* _SET TASK_: Your answer should be a single number: the count of lines that include "πολυπλέκτη".
*****
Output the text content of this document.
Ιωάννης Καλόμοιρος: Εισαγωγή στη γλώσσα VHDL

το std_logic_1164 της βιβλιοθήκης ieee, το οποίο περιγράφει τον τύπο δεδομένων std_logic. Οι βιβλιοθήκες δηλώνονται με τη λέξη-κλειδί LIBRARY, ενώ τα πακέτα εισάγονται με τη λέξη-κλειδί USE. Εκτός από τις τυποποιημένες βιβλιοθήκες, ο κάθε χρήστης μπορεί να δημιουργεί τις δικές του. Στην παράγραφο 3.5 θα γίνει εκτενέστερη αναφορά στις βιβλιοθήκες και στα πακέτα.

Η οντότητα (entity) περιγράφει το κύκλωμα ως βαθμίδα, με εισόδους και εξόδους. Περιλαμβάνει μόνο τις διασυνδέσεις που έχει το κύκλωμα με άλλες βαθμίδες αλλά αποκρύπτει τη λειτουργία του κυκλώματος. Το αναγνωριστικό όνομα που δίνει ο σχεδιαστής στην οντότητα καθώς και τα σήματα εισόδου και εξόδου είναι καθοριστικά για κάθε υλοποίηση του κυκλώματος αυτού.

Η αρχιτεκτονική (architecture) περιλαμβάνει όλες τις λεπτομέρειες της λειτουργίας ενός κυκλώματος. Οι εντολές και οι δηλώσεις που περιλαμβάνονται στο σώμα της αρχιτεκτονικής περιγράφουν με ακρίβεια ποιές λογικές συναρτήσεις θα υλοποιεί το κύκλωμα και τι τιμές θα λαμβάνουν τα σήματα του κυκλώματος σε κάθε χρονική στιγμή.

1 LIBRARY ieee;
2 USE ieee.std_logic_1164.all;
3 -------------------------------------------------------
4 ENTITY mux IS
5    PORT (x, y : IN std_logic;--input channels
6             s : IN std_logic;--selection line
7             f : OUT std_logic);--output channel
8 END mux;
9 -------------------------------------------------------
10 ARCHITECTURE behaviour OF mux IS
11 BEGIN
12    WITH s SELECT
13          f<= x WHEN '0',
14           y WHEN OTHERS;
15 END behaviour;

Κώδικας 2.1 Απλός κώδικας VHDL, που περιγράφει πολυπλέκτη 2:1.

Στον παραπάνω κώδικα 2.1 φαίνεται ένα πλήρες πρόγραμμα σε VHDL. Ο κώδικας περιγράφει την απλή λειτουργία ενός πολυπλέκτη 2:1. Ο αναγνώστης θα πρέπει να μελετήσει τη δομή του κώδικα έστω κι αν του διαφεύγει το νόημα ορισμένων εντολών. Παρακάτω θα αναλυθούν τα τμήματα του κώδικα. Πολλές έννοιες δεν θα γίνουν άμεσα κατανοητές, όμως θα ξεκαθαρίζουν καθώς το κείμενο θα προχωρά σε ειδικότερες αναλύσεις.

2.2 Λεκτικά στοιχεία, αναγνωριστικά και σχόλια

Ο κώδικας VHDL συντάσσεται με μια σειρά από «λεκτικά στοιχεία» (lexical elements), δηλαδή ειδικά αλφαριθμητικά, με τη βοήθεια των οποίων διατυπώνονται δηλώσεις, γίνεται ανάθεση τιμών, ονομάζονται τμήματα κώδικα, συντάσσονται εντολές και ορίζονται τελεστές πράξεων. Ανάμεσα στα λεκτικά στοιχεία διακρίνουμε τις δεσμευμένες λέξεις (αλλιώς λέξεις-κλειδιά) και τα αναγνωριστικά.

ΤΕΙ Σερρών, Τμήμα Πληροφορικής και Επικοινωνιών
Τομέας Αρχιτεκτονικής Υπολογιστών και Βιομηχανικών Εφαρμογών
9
*****
* _WRITTEN SOLUTION_: 2